** start **

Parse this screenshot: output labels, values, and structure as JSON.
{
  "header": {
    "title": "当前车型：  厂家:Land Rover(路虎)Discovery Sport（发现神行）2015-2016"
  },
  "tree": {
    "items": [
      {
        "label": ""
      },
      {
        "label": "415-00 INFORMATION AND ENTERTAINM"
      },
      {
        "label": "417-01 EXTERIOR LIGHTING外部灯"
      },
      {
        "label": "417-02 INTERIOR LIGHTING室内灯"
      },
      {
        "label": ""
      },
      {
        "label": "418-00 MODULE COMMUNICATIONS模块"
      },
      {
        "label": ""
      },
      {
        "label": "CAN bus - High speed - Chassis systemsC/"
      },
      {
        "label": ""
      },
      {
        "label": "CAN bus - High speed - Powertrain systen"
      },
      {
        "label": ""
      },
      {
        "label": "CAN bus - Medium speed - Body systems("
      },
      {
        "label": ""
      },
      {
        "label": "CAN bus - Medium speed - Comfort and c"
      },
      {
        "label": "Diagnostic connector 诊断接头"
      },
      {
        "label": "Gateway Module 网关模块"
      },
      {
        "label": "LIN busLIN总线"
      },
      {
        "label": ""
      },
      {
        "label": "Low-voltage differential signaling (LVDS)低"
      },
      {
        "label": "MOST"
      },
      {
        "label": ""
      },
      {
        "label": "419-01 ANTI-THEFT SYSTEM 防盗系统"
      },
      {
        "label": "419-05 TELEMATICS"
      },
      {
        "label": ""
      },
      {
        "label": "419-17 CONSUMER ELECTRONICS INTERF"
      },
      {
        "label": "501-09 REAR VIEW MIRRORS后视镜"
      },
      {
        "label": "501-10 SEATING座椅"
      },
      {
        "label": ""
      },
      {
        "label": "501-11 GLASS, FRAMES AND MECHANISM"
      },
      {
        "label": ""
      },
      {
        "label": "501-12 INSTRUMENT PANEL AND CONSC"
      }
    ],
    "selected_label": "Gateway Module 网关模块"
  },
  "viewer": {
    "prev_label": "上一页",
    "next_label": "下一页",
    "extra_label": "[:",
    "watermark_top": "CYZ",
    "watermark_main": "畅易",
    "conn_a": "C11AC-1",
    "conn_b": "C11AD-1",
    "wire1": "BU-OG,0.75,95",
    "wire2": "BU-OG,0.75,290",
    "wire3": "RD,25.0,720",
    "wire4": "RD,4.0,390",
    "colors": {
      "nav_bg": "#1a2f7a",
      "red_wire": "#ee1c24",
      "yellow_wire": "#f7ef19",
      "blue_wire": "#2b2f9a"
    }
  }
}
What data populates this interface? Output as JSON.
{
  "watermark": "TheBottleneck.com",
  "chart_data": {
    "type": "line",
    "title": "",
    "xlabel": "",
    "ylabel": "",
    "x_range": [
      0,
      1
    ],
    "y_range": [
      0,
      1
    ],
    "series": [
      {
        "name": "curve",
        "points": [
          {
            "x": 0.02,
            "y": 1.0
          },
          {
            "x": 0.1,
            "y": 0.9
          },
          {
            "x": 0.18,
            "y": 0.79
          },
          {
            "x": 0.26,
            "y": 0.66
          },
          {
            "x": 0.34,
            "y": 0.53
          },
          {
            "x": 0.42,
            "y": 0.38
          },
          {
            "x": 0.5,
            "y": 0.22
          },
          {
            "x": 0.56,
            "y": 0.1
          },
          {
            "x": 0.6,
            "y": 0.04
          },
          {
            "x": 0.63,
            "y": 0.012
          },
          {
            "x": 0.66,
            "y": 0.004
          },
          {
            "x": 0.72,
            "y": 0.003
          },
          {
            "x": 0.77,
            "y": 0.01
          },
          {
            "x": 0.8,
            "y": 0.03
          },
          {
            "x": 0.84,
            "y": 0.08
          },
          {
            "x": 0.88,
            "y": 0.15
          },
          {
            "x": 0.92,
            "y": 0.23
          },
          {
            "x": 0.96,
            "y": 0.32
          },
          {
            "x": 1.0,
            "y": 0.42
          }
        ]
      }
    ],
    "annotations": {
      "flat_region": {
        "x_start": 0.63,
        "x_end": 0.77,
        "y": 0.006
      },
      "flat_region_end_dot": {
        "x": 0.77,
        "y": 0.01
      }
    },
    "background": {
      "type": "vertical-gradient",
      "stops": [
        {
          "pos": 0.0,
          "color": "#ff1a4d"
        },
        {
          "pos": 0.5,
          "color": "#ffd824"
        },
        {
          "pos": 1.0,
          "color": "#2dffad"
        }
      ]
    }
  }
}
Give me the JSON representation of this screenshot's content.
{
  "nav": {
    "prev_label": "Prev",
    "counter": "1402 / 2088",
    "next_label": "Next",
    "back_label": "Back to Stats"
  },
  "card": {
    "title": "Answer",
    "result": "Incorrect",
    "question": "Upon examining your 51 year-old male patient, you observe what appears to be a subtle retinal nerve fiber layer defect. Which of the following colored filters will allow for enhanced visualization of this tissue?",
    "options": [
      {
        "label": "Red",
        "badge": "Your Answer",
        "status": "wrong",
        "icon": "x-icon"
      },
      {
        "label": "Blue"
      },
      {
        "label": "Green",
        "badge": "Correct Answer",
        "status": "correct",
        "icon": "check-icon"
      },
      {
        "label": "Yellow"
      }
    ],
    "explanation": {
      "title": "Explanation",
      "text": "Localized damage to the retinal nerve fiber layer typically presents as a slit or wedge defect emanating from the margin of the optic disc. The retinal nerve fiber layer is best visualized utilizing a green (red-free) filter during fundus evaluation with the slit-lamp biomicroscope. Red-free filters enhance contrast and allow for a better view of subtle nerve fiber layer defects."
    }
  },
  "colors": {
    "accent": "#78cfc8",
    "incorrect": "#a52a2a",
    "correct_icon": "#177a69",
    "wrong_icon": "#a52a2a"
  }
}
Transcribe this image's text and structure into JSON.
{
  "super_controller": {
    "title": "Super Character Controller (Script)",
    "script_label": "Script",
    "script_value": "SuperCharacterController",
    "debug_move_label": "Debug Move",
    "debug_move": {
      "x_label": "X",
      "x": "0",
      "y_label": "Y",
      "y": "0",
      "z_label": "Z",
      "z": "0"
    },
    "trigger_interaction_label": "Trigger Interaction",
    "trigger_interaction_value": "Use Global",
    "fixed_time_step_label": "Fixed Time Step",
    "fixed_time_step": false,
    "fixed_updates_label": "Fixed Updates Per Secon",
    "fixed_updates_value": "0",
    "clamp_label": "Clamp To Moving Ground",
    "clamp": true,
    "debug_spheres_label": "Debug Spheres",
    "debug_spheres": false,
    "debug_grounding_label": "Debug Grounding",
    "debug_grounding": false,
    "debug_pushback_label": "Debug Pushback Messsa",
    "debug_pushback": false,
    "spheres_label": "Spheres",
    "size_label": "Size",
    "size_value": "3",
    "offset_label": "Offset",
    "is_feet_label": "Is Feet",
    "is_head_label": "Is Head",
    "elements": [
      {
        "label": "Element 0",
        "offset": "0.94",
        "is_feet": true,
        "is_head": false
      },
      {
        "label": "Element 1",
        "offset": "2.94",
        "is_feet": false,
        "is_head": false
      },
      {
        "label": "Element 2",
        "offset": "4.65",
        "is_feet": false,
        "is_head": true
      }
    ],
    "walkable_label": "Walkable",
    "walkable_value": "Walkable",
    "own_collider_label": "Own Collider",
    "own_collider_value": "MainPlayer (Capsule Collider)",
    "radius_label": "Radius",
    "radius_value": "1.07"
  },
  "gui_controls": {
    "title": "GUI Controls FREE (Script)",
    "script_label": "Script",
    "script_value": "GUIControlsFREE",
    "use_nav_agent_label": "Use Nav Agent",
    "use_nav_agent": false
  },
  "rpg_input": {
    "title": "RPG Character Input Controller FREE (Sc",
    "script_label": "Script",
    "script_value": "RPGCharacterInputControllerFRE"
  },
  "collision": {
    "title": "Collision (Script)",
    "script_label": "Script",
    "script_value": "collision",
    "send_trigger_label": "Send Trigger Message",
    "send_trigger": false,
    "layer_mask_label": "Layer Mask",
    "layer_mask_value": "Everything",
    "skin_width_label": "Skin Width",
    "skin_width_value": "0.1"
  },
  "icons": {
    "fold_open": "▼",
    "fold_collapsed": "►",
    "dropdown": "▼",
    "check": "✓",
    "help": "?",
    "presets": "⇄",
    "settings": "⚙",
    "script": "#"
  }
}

** end **

__WHAT YOU WILL DO__. Return only the count of lines in the records that hold the word "structure".

__FULL SOLUTION__. 2